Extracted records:
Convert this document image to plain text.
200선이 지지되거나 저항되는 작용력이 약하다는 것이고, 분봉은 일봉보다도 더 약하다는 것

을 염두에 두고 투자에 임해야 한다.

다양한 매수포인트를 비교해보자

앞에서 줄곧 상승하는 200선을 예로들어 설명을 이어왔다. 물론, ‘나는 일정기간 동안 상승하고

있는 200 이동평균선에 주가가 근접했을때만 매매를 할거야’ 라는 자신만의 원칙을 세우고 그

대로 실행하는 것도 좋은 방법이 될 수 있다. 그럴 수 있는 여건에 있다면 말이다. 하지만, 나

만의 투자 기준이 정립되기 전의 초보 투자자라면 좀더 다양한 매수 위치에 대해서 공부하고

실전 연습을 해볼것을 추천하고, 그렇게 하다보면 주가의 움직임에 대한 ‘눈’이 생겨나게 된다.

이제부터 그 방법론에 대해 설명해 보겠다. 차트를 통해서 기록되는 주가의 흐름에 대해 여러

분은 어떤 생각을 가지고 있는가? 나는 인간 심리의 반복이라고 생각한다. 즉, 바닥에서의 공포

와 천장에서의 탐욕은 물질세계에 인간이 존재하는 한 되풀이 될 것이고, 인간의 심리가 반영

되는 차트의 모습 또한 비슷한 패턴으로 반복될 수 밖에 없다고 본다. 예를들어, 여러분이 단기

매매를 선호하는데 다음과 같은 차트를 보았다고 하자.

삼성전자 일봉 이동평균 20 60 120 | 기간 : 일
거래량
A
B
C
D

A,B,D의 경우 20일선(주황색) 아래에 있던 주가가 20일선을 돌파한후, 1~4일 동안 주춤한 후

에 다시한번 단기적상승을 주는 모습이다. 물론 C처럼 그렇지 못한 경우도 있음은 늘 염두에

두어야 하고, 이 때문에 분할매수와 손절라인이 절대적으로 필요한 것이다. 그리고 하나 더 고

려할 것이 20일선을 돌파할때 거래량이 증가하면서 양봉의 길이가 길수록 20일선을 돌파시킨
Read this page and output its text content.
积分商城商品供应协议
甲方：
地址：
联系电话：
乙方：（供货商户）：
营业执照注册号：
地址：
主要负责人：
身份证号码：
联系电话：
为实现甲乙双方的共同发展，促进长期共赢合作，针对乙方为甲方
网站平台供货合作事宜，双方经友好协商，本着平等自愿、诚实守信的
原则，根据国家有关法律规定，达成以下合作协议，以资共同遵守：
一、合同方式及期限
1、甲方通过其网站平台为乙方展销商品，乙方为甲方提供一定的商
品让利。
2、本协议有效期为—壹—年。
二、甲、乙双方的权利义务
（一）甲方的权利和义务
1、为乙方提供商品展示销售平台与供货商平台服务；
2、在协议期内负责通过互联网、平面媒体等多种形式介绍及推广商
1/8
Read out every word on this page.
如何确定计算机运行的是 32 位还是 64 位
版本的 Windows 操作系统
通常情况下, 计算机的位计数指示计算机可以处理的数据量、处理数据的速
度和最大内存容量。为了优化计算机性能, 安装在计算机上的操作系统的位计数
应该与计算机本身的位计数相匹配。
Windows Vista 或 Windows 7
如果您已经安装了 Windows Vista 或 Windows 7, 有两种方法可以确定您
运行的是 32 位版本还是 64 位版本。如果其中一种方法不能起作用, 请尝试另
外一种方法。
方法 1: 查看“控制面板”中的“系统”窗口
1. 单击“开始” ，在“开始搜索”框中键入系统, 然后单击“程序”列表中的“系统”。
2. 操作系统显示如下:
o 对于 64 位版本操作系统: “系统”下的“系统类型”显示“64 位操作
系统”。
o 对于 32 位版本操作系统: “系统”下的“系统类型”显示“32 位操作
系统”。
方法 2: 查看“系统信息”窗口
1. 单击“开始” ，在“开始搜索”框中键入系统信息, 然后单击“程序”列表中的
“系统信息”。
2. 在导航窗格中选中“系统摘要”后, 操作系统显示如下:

== Task description ==
Reproduce each record shown above without altering a single word.

== Task solution ==
Convert this document image to plain text.
200선이 지지되거나 저항되는 작용력이 약하다는 것이고, 분봉은 일봉보다도 더 약하다는 것

을 염두에 두고 투자에 임해야 한다.

다양한 매수포인트를 비교해보자

앞에서 줄곧 상승하는 200선을 예로들어 설명을 이어왔다. 물론, ‘나는 일정기간 동안 상승하고

있는 200 이동평균선에 주가가 근접했을때만 매매를 할거야’ 라는 자신만의 원칙을 세우고 그

대로 실행하는 것도 좋은 방법이 될 수 있다. 그럴 수 있는 여건에 있다면 말이다. 하지만, 나

만의 투자 기준이 정립되기 전의 초보 투자자라면 좀더 다양한 매수 위치에 대해서 공부하고

실전 연습을 해볼것을 추천하고, 그렇게 하다보면 주가의 움직임에 대한 ‘눈’이 생겨나게 된다.

이제부터 그 방법론에 대해 설명해 보겠다. 차트를 통해서 기록되는 주가의 흐름에 대해 여러

분은 어떤 생각을 가지고 있는가? 나는 인간 심리의 반복이라고 생각한다. 즉, 바닥에서의 공포

와 천장에서의 탐욕은 물질세계에 인간이 존재하는 한 되풀이 될 것이고, 인간의 심리가 반영

되는 차트의 모습 또한 비슷한 패턴으로 반복될 수 밖에 없다고 본다. 예를들어, 여러분이 단기

매매를 선호하는데 다음과 같은 차트를 보았다고 하자.

삼성전자 일봉 이동평균 20 60 120 | 기간 : 일
거래량
A
B
C
D

A,B,D의 경우 20일선(주황색) 아래에 있던 주가가 20일선을 돌파한후, 1~4일 동안 주춤한 후

에 다시한번 단기적상승을 주는 모습이다. 물론 C처럼 그렇지 못한 경우도 있음은 늘 염두에

두어야 하고, 이 때문에 분할매수와 손절라인이 절대적으로 필요한 것이다. 그리고 하나 더 고

려할 것이 20일선을 돌파할때 거래량이 증가하면서 양봉의 길이가 길수록 20일선을 돌파시킨
Read this page and output its text content.
积分商城商品供应协议
甲方：
地址：
联系电话：
乙方：（供货商户）：
营业执照注册号：
地址：
主要负责人：
身份证号码：
联系电话：
为实现甲乙双方的共同发展，促进长期共赢合作，针对乙方为甲方
网站平台供货合作事宜，双方经友好协商，本着平等自愿、诚实守信的
原则，根据国家有关法律规定，达成以下合作协议，以资共同遵守：
一、合同方式及期限
1、甲方通过其网站平台为乙方展销商品，乙方为甲方提供一定的商
品让利。
2、本协议有效期为—壹—年。
二、甲、乙双方的权利义务
（一）甲方的权利和义务
1、为乙方提供商品展示销售平台与供货商平台服务；
2、在协议期内负责通过互联网、平面媒体等多种形式介绍及推广商
1/8
Read out every word on this page.
如何确定计算机运行的是 32 位还是 64 位
版本的 Windows 操作系统
通常情况下, 计算机的位计数指示计算机可以处理的数据量、处理数据的速
度和最大内存容量。为了优化计算机性能, 安装在计算机上的操作系统的位计数
应该与计算机本身的位计数相匹配。
Windows Vista 或 Windows 7
如果您已经安装了 Windows Vista 或 Windows 7, 有两种方法可以确定您
运行的是 32 位版本还是 64 位版本。如果其中一种方法不能起作用, 请尝试另
外一种方法。
方法 1: 查看“控制面板”中的“系统”窗口
1. 单击“开始” ，在“开始搜索”框中键入系统, 然后单击“程序”列表中的“系统”。
2. 操作系统显示如下:
o 对于 64 位版本操作系统: “系统”下的“系统类型”显示“64 位操作
系统”。
o 对于 32 位版本操作系统: “系统”下的“系统类型”显示“32 位操作
系统”。
方法 2: 查看“系统信息”窗口
1. 单击“开始” ，在“开始搜索”框中键入系统信息, 然后单击“程序”列表中的
“系统信息”。
2. 在导航窗格中选中“系统摘要”后, 操作系统显示如下:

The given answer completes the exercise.